--- Start of Provided records ---

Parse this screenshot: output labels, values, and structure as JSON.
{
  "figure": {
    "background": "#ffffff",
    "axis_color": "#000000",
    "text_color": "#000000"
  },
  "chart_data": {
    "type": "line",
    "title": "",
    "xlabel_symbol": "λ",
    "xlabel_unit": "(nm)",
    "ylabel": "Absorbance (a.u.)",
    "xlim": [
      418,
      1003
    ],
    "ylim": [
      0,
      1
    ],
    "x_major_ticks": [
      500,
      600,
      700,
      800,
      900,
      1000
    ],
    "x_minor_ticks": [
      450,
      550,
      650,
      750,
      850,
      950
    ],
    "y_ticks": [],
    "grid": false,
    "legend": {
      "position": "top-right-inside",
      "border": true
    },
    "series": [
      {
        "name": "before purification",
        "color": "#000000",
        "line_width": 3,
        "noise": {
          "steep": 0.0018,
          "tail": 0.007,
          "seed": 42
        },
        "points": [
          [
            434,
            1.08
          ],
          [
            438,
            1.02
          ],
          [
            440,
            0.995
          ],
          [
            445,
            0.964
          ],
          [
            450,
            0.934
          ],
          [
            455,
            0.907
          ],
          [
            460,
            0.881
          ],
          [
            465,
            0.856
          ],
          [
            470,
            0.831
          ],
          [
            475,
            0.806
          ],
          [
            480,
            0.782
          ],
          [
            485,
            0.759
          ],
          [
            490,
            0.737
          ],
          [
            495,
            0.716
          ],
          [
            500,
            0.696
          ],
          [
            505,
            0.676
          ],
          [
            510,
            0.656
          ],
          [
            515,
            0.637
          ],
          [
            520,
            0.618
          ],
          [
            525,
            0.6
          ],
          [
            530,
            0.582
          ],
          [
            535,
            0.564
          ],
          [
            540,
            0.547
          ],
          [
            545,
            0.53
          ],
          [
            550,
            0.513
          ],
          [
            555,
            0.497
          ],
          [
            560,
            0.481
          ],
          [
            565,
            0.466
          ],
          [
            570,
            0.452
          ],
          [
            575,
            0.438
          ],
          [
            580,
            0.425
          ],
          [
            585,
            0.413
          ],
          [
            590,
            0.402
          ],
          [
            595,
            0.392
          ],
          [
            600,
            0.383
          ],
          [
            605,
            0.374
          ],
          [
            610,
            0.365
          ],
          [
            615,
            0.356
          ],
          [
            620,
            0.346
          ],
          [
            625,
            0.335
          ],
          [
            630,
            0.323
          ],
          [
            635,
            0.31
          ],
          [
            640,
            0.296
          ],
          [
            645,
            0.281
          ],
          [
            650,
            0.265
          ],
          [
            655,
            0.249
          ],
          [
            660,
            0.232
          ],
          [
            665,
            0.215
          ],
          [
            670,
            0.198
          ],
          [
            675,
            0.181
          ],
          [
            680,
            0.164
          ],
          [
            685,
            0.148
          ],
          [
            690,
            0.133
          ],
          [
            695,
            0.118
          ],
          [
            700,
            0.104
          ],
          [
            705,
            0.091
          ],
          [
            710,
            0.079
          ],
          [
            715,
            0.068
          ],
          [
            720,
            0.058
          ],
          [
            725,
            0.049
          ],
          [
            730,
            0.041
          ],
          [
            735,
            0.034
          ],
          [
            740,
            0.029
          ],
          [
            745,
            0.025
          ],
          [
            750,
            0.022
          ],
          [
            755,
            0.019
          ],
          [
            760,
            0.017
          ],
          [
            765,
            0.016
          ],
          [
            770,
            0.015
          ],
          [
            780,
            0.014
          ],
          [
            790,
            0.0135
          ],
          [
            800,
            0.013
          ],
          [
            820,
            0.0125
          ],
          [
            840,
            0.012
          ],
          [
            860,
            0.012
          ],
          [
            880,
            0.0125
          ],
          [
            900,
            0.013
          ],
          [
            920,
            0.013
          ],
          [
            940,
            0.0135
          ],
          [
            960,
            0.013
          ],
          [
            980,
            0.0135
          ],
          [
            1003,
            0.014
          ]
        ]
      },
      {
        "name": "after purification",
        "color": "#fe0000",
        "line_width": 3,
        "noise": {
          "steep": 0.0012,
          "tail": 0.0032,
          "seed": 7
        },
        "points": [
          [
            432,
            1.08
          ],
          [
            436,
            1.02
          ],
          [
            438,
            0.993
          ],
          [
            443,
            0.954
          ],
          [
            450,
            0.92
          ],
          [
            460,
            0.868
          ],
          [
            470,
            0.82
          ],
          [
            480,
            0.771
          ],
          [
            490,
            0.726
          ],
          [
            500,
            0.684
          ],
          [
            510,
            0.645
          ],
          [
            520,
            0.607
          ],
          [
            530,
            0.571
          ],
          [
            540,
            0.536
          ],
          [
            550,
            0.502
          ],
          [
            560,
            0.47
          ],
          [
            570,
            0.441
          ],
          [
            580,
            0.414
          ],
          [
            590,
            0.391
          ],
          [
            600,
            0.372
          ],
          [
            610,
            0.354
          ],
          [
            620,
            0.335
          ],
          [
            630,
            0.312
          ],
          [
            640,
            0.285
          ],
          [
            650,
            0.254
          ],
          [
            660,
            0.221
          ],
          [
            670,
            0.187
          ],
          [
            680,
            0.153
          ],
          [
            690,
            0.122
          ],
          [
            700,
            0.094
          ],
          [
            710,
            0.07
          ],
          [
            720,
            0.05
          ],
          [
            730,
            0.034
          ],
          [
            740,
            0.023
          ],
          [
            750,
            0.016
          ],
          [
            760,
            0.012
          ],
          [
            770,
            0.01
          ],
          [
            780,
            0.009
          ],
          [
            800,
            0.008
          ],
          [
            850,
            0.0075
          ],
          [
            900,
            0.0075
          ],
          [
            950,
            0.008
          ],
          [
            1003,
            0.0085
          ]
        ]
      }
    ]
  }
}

--- End of Provided records ---

Reproduce the entries above in full, verbatim.

▸ **Solution**:
Parse this screenshot: output labels, values, and structure as JSON.
{
  "figure": {
    "background": "#ffffff",
    "axis_color": "#000000",
    "text_color": "#000000"
  },
  "chart_data": {
    "type": "line",
    "title": "",
    "xlabel_symbol": "λ",
    "xlabel_unit": "(nm)",
    "ylabel": "Absorbance (a.u.)",
    "xlim": [
      418,
      1003
    ],
    "ylim": [
      0,
      1
    ],
    "x_major_ticks": [
      500,
      600,
      700,
      800,
      900,
      1000
    ],
    "x_minor_ticks": [
      450,
      550,
      650,
      750,
      850,
      950
    ],
    "y_ticks": [],
    "grid": false,
    "legend": {
      "position": "top-right-inside",
      "border": true
    },
    "series": [
      {
        "name": "before purification",
        "color": "#000000",
        "line_width": 3,
        "noise": {
          "steep": 0.0018,
          "tail": 0.007,
          "seed": 42
        },
        "points": [
          [
            434,
            1.08
          ],
          [
            438,
            1.02
          ],
          [
            440,
            0.995
          ],
          [
            445,
            0.964
          ],
          [
            450,
            0.934
          ],
          [
            455,
            0.907
          ],
          [
            460,
            0.881
          ],
          [
            465,
            0.856
          ],
          [
            470,
            0.831
          ],
          [
            475,
            0.806
          ],
          [
            480,
            0.782
          ],
          [
            485,
            0.759
          ],
          [
            490,
            0.737
          ],
          [
            495,
            0.716
          ],
          [
            500,
            0.696
          ],
          [
            505,
            0.676
          ],
          [
            510,
            0.656
          ],
          [
            515,
            0.637
          ],
          [
            520,
            0.618
          ],
          [
            525,
            0.6
          ],
          [
            530,
            0.582
          ],
          [
            535,
            0.564
          ],
          [
            540,
            0.547
          ],
          [
            545,
            0.53
          ],
          [
            550,
            0.513
          ],
          [
            555,
            0.497
          ],
          [
            560,
            0.481
          ],
          [
            565,
            0.466
          ],
          [
            570,
            0.452
          ],
          [
            575,
            0.438
          ],
          [
            580,
            0.425
          ],
          [
            585,
            0.413
          ],
          [
            590,
            0.402
          ],
          [
            595,
            0.392
          ],
          [
            600,
            0.383
          ],
          [
            605,
            0.374
          ],
          [
            610,
            0.365
          ],
          [
            615,
            0.356
          ],
          [
            620,
            0.346
          ],
          [
            625,
            0.335
          ],
          [
            630,
            0.323
          ],
          [
            635,
            0.31
          ],
          [
            640,
            0.296
          ],
          [
            645,
            0.281
          ],
          [
            650,
            0.265
          ],
          [
            655,
            0.249
          ],
          [
            660,
            0.232
          ],
          [
            665,
            0.215
          ],
          [
            670,
            0.198
          ],
          [
            675,
            0.181
          ],
          [
            680,
            0.164
          ],
          [
            685,
            0.148
          ],
          [
            690,
            0.133
          ],
          [
            695,
            0.118
          ],
          [
            700,
            0.104
          ],
          [
            705,
            0.091
          ],
          [
            710,
            0.079
          ],
          [
            715,
            0.068
          ],
          [
            720,
            0.058
          ],
          [
            725,
            0.049
          ],
          [
            730,
            0.041
          ],
          [
            735,
            0.034
          ],
          [
            740,
            0.029
          ],
          [
            745,
            0.025
          ],
          [
            750,
            0.022
          ],
          [
            755,
            0.019
          ],
          [
            760,
            0.017
          ],
          [
            765,
            0.016
          ],
          [
            770,
            0.015
          ],
          [
            780,
            0.014
          ],
          [
            790,
            0.0135
          ],
          [
            800,
            0.013
          ],
          [
            820,
            0.0125
          ],
          [
            840,
            0.012
          ],
          [
            860,
            0.012
          ],
          [
            880,
            0.0125
          ],
          [
            900,
            0.013
          ],
          [
            920,
            0.013
          ],
          [
            940,
            0.0135
          ],
          [
            960,
            0.013
          ],
          [
            980,
            0.0135
          ],
          [
            1003,
            0.014
          ]
        ]
      },
      {
        "name": "after purification",
        "color": "#fe0000",
        "line_width": 3,
        "noise": {
          "steep": 0.0012,
          "tail": 0.0032,
          "seed": 7
        },
        "points": [
          [
            432,
            1.08
          ],
          [
            436,
            1.02
          ],
          [
            438,
            0.993
          ],
          [
            443,
            0.954
          ],
          [
            450,
            0.92
          ],
          [
            460,
            0.868
          ],
          [
            470,
            0.82
          ],
          [
            480,
            0.771
          ],
          [
            490,
            0.726
          ],
          [
            500,
            0.684
          ],
          [
            510,
            0.645
          ],
          [
            520,
            0.607
          ],
          [
            530,
            0.571
          ],
          [
            540,
            0.536
          ],
          [
            550,
            0.502
          ],
          [
            560,
            0.47
          ],
          [
            570,
            0.441
          ],
          [
            580,
            0.414
          ],
          [
            590,
            0.391
          ],
          [
            600,
            0.372
          ],
          [
            610,
            0.354
          ],
          [
            620,
            0.335
          ],
          [
            630,
            0.312
          ],
          [
            640,
            0.285
          ],
          [
            650,
            0.254
          ],
          [
            660,
            0.221
          ],
          [
            670,
            0.187
          ],
          [
            680,
            0.153
          ],
          [
            690,
            0.122
          ],
          [
            700,
            0.094
          ],
          [
            710,
            0.07
          ],
          [
            720,
            0.05
          ],
          [
            730,
            0.034
          ],
          [
            740,
            0.023
          ],
          [
            750,
            0.016
          ],
          [
            760,
            0.012
          ],
          [
            770,
            0.01
          ],
          [
            780,
            0.009
          ],
          [
            800,
            0.008
          ],
          [
            850,
            0.0075
          ],
          [
            900,
            0.0075
          ],
          [
            950,
            0.008
          ],
          [
            1003,
            0.0085
          ]
        ]
      }
    ]
  }
}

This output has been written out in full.